[START]

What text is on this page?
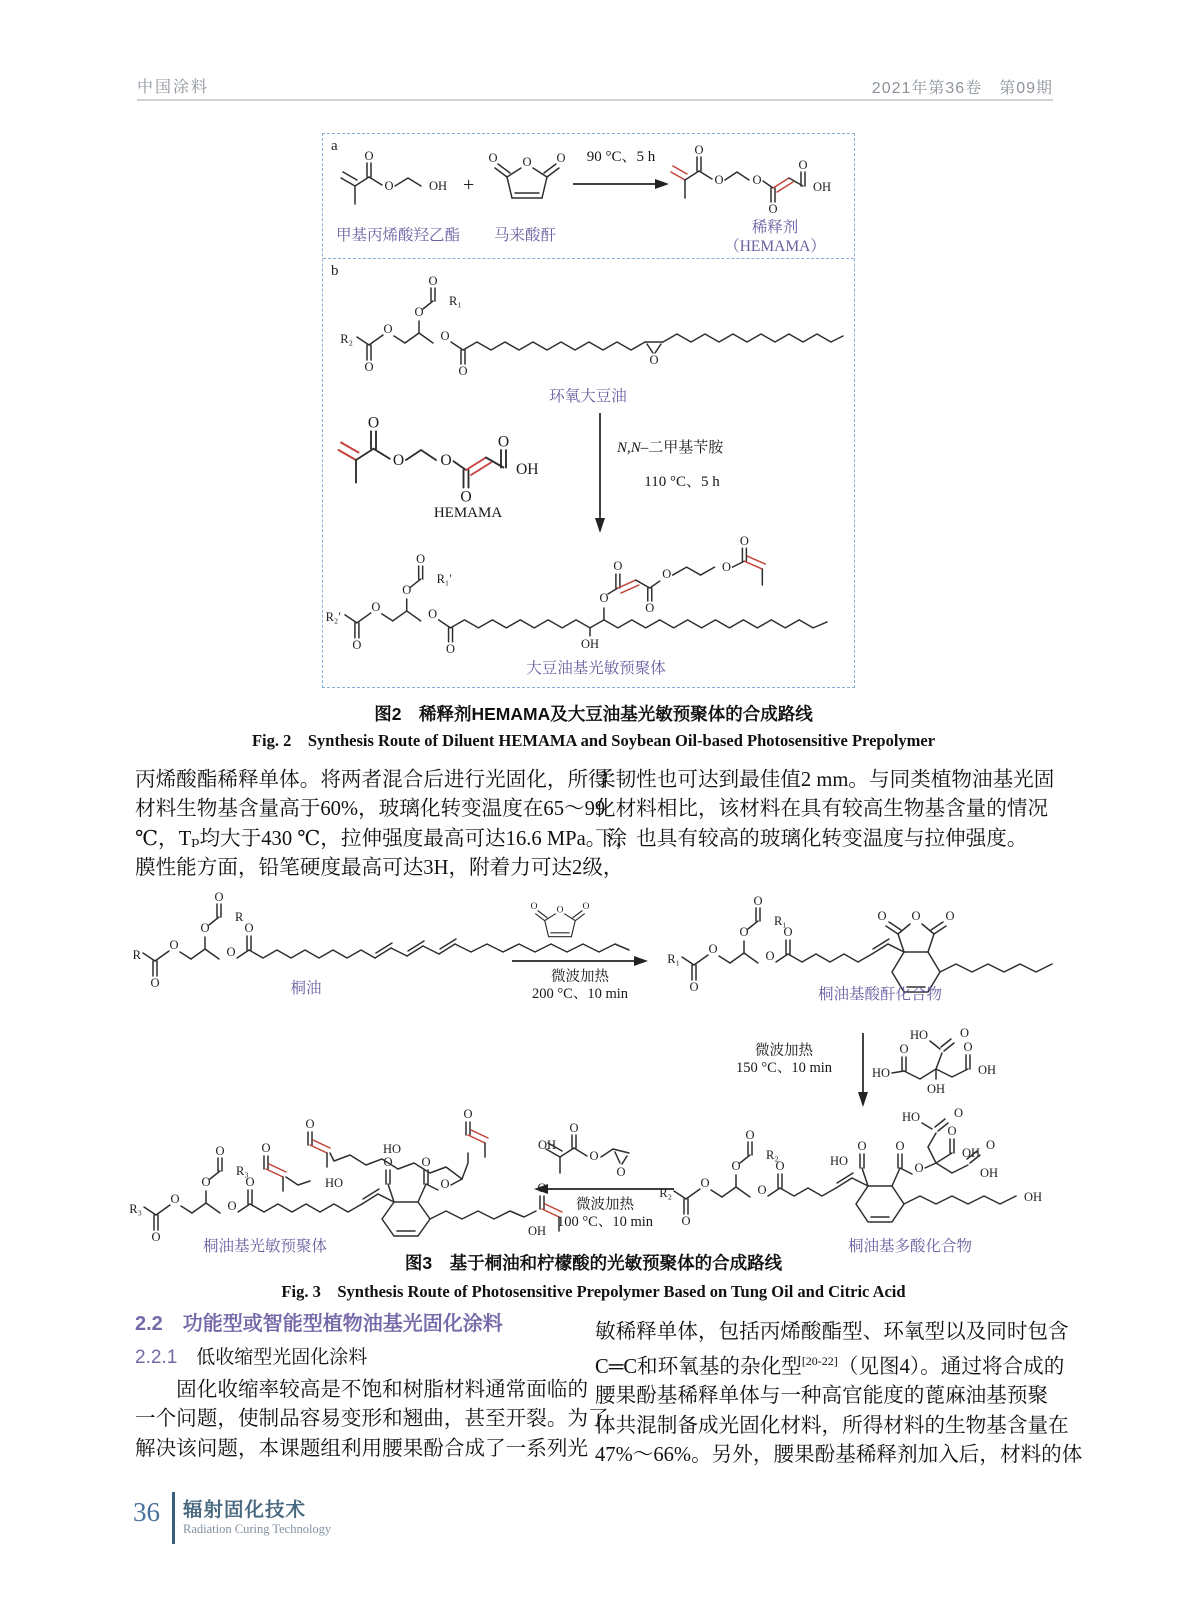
中国涂料	2021年第36卷　第09期
a
O
O	OH
甲基丙烯酸羟乙酯
+
O
O	O
马来酸酐
90 °C、5 h	O
O O
O
O
OH
稀释剂
（HEMAMA）
b
R₂
R₁
O
O
环氧大豆油
HEMAMA
N,N–二甲基苄胺
110 °C、5 h
R₂′
R₁′
O	OH
O
O
O
O	O
O
大豆油基光敏预聚体
图2　稀释剂HEMAMA及大豆油基光敏预聚体的合成路线
Fig. 2　Synthesis Route of Diluent HEMAMA and Soybean Oil-based Photosensitive Prepolymer
丙烯酸酯稀释单体。将两者混合后进行光固化，所得
材料生物基含量高于60%，玻璃化转变温度在65～99
℃，Tₚ均大于430 ℃，拉伸强度最高可达16.6 MPa。涂
膜性能方面，铅笔硬度最高可达3H，附着力可达2级，
柔韧性也可达到最佳值2 mm。与同类植物油基光固
化材料相比，该材料在具有较高生物基含量的情况
下，也具有较高的玻璃化转变温度与拉伸强度。
R
R
O
桐油
微波加热
200 °C、10 min
R₁
R₁
O
O
O	O
桐油基酸酐化合物
微波加热
150 °C、10 min	HO
O
OH
HO	O
O
OH
R₂
R₂
O	HO
O O
O
HO	O
O
OH
O
OH
OH
桐油基多酸化合物
R₃
R₃
O
O O
O
HO	OH
HO
OH
桐油基光敏预聚体
O
O
O
微波加热
100 °C、10 min
图3　基于桐油和柠檬酸的光敏预聚体的合成路线
Fig. 3　Synthesis Route of Photosensitive Prepolymer Based on Tung Oil and Citric Acid
2.2　功能型或智能型植物油基光固化涂料
2.2.1　低收缩型光固化涂料
　　固化收缩率较高是不饱和树脂材料通常面临的
一个问题，使制品容易变形和翘曲，甚至开裂。为了
解决该问题，本课题组利用腰果酚合成了一系列光
敏稀释单体，包括丙烯酸酯型、环氧型以及同时包含
C═C和环氧基的杂化型[20-22]（见图4）。通过将合成的
腰果酚基稀释单体与一种高官能度的蓖麻油基预聚
体共混制备成光固化材料，所得材料的生物基含量在
47%～66%。另外，腰果酚基稀释剂加入后，材料的体
36 辐射固化技术
Radiation Curing Technology
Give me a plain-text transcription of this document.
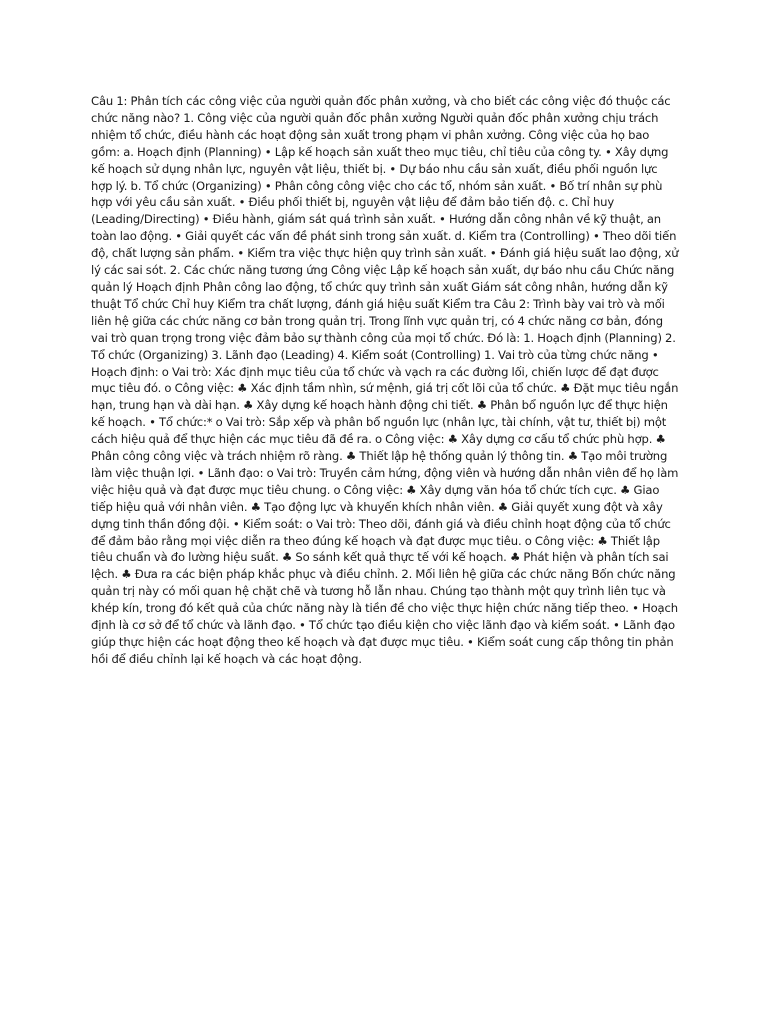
Câu 1: Phân tích các công việc của người quản đốc phân xưởng, và cho biết các công việc đó thuộc các chức năng nào? 1. Công việc của người quản đốc phân xưởng Người quản đốc phân xưởng chịu trách nhiệm tổ chức, điều hành các hoạt động sản xuất trong phạm vi phân xưởng. Công việc của họ bao gồm: a. Hoạch định (Planning) • Lập kế hoạch sản xuất theo mục tiêu, chỉ tiêu của công ty. • Xây dựng kế hoạch sử dụng nhân lực, nguyên vật liệu, thiết bị. • Dự báo nhu cầu sản xuất, điều phối nguồn lực hợp lý. b. Tổ chức (Organizing) • Phân công công việc cho các tổ, nhóm sản xuất. • Bố trí nhân sự phù hợp với yêu cầu sản xuất. • Điều phối thiết bị, nguyên vật liệu để đảm bảo tiến độ. c. Chỉ huy (Leading/Directing) • Điều hành, giám sát quá trình sản xuất. • Hướng dẫn công nhân về kỹ thuật, an toàn lao động. • Giải quyết các vấn đề phát sinh trong sản xuất. d. Kiểm tra (Controlling) • Theo dõi tiến độ, chất lượng sản phẩm. • Kiểm tra việc thực hiện quy trình sản xuất. • Đánh giá hiệu suất lao động, xử lý các sai sót. 2. Các chức năng tương ứng Công việc Lập kế hoạch sản xuất, dự báo nhu cầu Chức năng quản lý Hoạch định Phân công lao động, tổ chức quy trình sản xuất Giám sát công nhân, hướng dẫn kỹ thuật Tổ chức Chỉ huy Kiểm tra chất lượng, đánh giá hiệu suất Kiểm tra Câu 2: Trình bày vai trò và mối liên hệ giữa các chức năng cơ bản trong quản trị. Trong lĩnh vực quản trị, có 4 chức năng cơ bản, đóng vai trò quan trọng trong việc đảm bảo sự thành công của mọi tổ chức. Đó là: 1. Hoạch định (Planning) 2. Tổ chức (Organizing) 3. Lãnh đạo (Leading) 4. Kiểm soát (Controlling) 1. Vai trò của từng chức năng • Hoạch định: o Vai trò: Xác định mục tiêu của tổ chức và vạch ra các đường lối, chiến lược để đạt được mục tiêu đó. o Công việc: ♣ Xác định tầm nhìn, sứ mệnh, giá trị cốt lõi của tổ chức. ♣ Đặt mục tiêu ngắn hạn, trung hạn và dài hạn. ♣ Xây dựng kế hoạch hành động chi tiết. ♣ Phân bổ nguồn lực để thực hiện kế hoạch. • Tổ chức:* o Vai trò: Sắp xếp và phân bổ nguồn lực (nhân lực, tài chính, vật tư, thiết bị) một cách hiệu quả để thực hiện các mục tiêu đã đề ra. o Công việc: ♣ Xây dựng cơ cấu tổ chức phù hợp. ♣ Phân công công việc và trách nhiệm rõ ràng. ♣ Thiết lập hệ thống quản lý thông tin. ♣ Tạo môi trường làm việc thuận lợi. • Lãnh đạo: o Vai trò: Truyền cảm hứng, động viên và hướng dẫn nhân viên để họ làm việc hiệu quả và đạt được mục tiêu chung. o Công việc: ♣ Xây dựng văn hóa tổ chức tích cực. ♣ Giao tiếp hiệu quả với nhân viên. ♣ Tạo động lực và khuyến khích nhân viên. ♣ Giải quyết xung đột và xây dựng tinh thần đồng đội. • Kiểm soát: o Vai trò: Theo dõi, đánh giá và điều chỉnh hoạt động của tổ chức để đảm bảo rằng mọi việc diễn ra theo đúng kế hoạch và đạt được mục tiêu. o Công việc: ♣ Thiết lập tiêu chuẩn và đo lường hiệu suất. ♣ So sánh kết quả thực tế với kế hoạch. ♣ Phát hiện và phân tích sai lệch. ♣ Đưa ra các biện pháp khắc phục và điều chỉnh. 2. Mối liên hệ giữa các chức năng Bốn chức năng quản trị này có mối quan hệ chặt chẽ và tương hỗ lẫn nhau. Chúng tạo thành một quy trình liên tục và khép kín, trong đó kết quả của chức năng này là tiền đề cho việc thực hiện chức năng tiếp theo. • Hoạch định là cơ sở để tổ chức và lãnh đạo. • Tổ chức tạo điều kiện cho việc lãnh đạo và kiểm soát. • Lãnh đạo giúp thực hiện các hoạt động theo kế hoạch và đạt được mục tiêu. • Kiểm soát cung cấp thông tin phản hồi để điều chỉnh lại kế hoạch và các hoạt động.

[END]

Copy every line that includes the string "Photosensitive" from the material above.

Fig. 2　Synthesis Route of Diluent HEMAMA and Soybean Oil-based Photosensitive Prepolymer
Fig. 3　Synthesis Route of Photosensitive Prepolymer Based on Tung Oil and Citric Acid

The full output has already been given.